§ **Your goal**
Among the entries, which lines carry the string "this"? Copy each of them.

## Begin Available data

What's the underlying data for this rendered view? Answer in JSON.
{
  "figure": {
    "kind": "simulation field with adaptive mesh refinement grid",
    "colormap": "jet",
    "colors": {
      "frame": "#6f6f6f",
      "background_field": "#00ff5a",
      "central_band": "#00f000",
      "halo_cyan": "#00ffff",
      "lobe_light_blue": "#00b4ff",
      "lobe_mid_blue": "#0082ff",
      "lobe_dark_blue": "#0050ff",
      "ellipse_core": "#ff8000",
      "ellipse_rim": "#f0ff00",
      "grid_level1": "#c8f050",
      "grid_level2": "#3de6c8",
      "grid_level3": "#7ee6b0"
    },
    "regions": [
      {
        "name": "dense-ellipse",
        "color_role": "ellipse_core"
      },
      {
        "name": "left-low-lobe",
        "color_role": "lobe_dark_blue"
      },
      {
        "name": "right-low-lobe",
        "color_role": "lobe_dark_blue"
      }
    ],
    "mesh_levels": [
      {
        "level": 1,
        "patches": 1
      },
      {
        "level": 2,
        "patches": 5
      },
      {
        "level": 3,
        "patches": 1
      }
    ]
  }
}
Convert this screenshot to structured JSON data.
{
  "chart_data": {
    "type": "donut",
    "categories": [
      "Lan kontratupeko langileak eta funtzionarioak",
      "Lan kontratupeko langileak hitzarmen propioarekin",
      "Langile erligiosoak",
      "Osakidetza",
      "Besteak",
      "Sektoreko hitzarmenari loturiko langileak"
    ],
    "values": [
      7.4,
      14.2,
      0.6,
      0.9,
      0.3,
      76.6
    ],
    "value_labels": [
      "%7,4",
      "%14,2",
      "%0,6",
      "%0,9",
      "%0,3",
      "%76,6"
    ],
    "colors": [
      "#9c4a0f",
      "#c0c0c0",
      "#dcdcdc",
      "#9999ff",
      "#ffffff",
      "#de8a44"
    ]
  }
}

## End Available data

§ **Solved exercise**
What's the underlying data for this rendered view? Answer in JSON.
Convert this screenshot to structured JSON data.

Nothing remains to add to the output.